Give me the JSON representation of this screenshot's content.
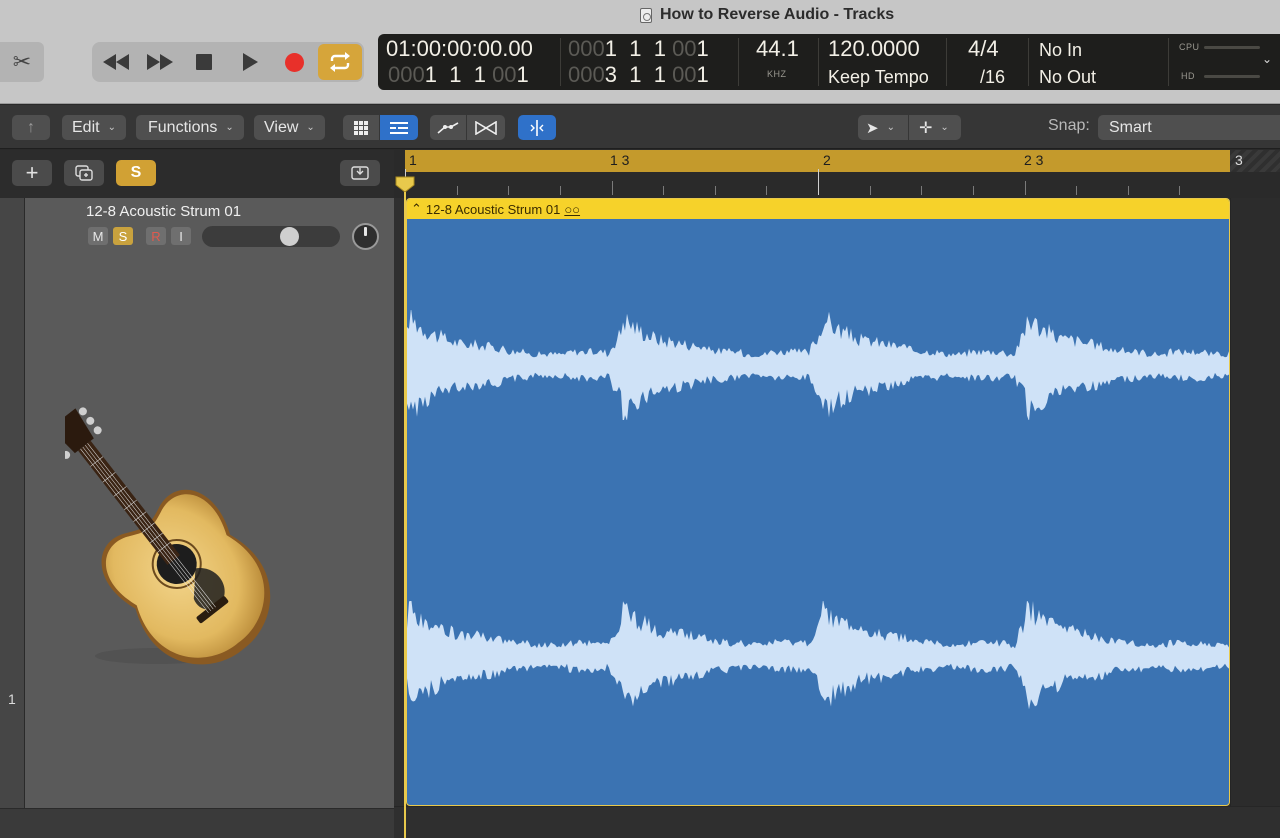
{
  "window": {
    "title": "How to Reverse Audio - Tracks"
  },
  "transport": {
    "rewind_icon": "rewind-icon",
    "forward_icon": "fast-forward-icon",
    "stop_icon": "stop-icon",
    "play_icon": "play-icon",
    "record_icon": "record-icon",
    "cycle_icon": "cycle-icon"
  },
  "lcd": {
    "timecode": "01:00:00:00.00",
    "position_top": {
      "dim1": "000",
      "bar": "1",
      "beat": "1",
      "div": "1",
      "dim2": "00",
      "tick": "1"
    },
    "position_bottom_left": {
      "dim1": "000",
      "bar": "1",
      "beat": "1",
      "div": "1",
      "dim2": "00",
      "tick": "1"
    },
    "position_bottom_right": {
      "dim1": "000",
      "bar": "3",
      "beat": "1",
      "div": "1",
      "dim2": "00",
      "tick": "1"
    },
    "sample_rate": "44.1",
    "sample_rate_unit": "KHZ",
    "tempo": "120.0000",
    "tempo_mode": "Keep Tempo",
    "time_signature": "4/4",
    "division": "/16",
    "in_point": "No In",
    "out_point": "No Out",
    "cpu_label": "CPU",
    "hd_label": "HD"
  },
  "controlbar": {
    "edit_label": "Edit",
    "functions_label": "Functions",
    "view_label": "View",
    "snap_label": "Snap:",
    "snap_value": "Smart"
  },
  "track": {
    "number": "1",
    "name": "12-8 Acoustic Strum 01",
    "mute_label": "M",
    "solo_label": "S",
    "record_label": "R",
    "input_label": "I",
    "volume_level": 0.66,
    "icon": "acoustic-guitar-icon"
  },
  "header_buttons": {
    "add_label": "+",
    "solo_label": "S"
  },
  "ruler": {
    "bar1": "1",
    "bar1_3": "1 3",
    "bar2": "2",
    "bar2_3": "2 3",
    "bar3": "3"
  },
  "region": {
    "name": "12-8 Acoustic Strum 01",
    "color": "#3b73b2",
    "header_color": "#f6d22a"
  }
}
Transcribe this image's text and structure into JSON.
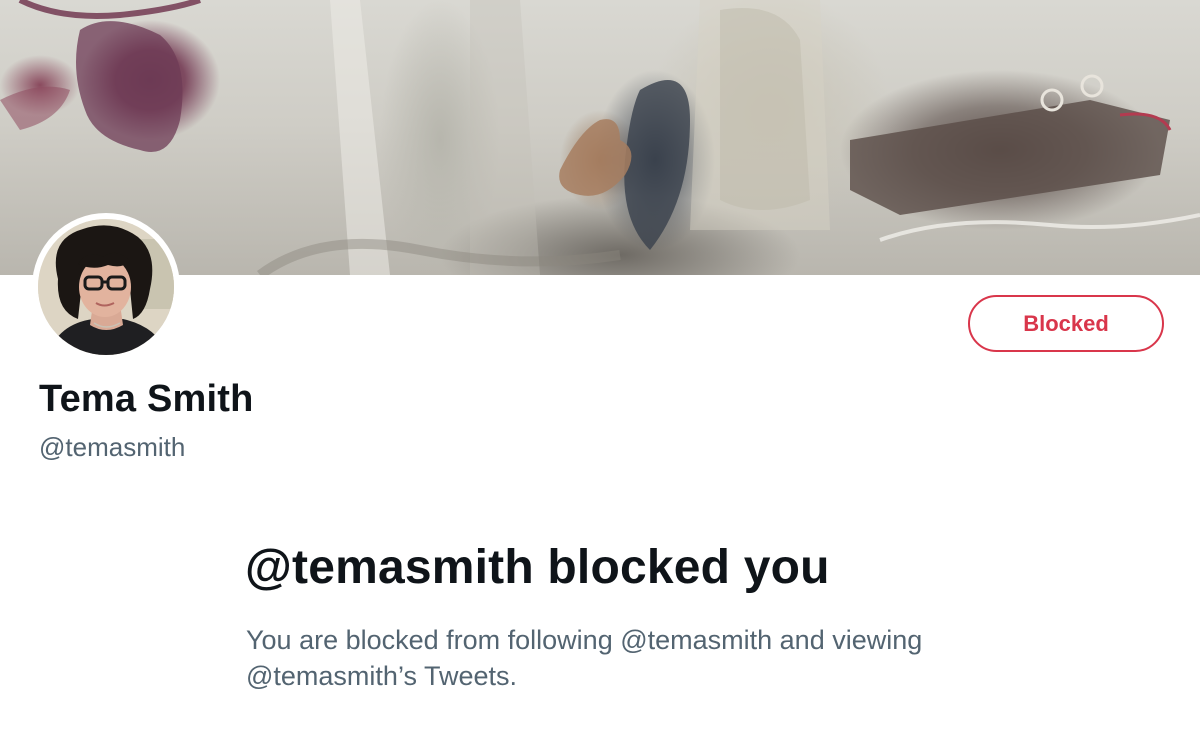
{
  "profile": {
    "display_name": "Tema Smith",
    "handle": "@temasmith"
  },
  "actions": {
    "blocked_label": "Blocked"
  },
  "notice": {
    "title": "@temasmith blocked you",
    "description": "You are blocked from following @temasmith and viewing @temasmith’s Tweets."
  },
  "colors": {
    "blocked_accent": "#d9364b",
    "primary_text": "#0f1419",
    "secondary_text": "#536471"
  },
  "icons": {
    "banner": "profile-banner-image",
    "avatar": "profile-avatar-image"
  }
}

PROBLEM STATEMENT:
Could you reproduce every record above exactly, leaving out the pictures?

EXERCISE RESPONSE:
Give me the JSON representation of this screenshot's content.
{
  "window": {
    "title": "How to Reverse Audio - Tracks"
  },
  "transport": {
    "rewind_icon": "rewind-icon",
    "forward_icon": "fast-forward-icon",
    "stop_icon": "stop-icon",
    "play_icon": "play-icon",
    "record_icon": "record-icon",
    "cycle_icon": "cycle-icon"
  },
  "lcd": {
    "timecode": "01:00:00:00.00",
    "position_top": {
      "dim1": "000",
      "bar": "1",
      "beat": "1",
      "div": "1",
      "dim2": "00",
      "tick": "1"
    },
    "position_bottom_left": {
      "dim1": "000",
      "bar": "1",
      "beat": "1",
      "div": "1",
      "dim2": "00",
      "tick": "1"
    },
    "position_bottom_right": {
      "dim1": "000",
      "bar": "3",
      "beat": "1",
      "div": "1",
      "dim2": "00",
      "tick": "1"
    },
    "sample_rate": "44.1",
    "sample_rate_unit": "KHZ",
    "tempo": "120.0000",
    "tempo_mode": "Keep Tempo",
    "time_signature": "4/4",
    "division": "/16",
    "in_point": "No In",
    "out_point": "No Out",
    "cpu_label": "CPU",
    "hd_label": "HD"
  },
  "controlbar": {
    "edit_label": "Edit",
    "functions_label": "Functions",
    "view_label": "View",
    "snap_label": "Snap:",
    "snap_value": "Smart"
  },
  "track": {
    "number": "1",
    "name": "12-8 Acoustic Strum 01",
    "mute_label": "M",
    "solo_label": "S",
    "record_label": "R",
    "input_label": "I",
    "volume_level": 0.66,
    "icon": "acoustic-guitar-icon"
  },
  "header_buttons": {
    "add_label": "+",
    "solo_label": "S"
  },
  "ruler": {
    "bar1": "1",
    "bar1_3": "1 3",
    "bar2": "2",
    "bar2_3": "2 3",
    "bar3": "3"
  },
  "region": {
    "name": "12-8 Acoustic Strum 01",
    "color": "#3b73b2",
    "header_color": "#f6d22a"
  }
}
Transcribe this image's text and structure into JSON.
{
  "profile": {
    "display_name": "Tema Smith",
    "handle": "@temasmith"
  },
  "actions": {
    "blocked_label": "Blocked"
  },
  "notice": {
    "title": "@temasmith blocked you",
    "description": "You are blocked from following @temasmith and viewing @temasmith’s Tweets."
  },
  "colors": {
    "blocked_accent": "#d9364b",
    "primary_text": "#0f1419",
    "secondary_text": "#536471"
  },
  "icons": {
    "banner": "profile-banner-image",
    "avatar": "profile-avatar-image"
  }
}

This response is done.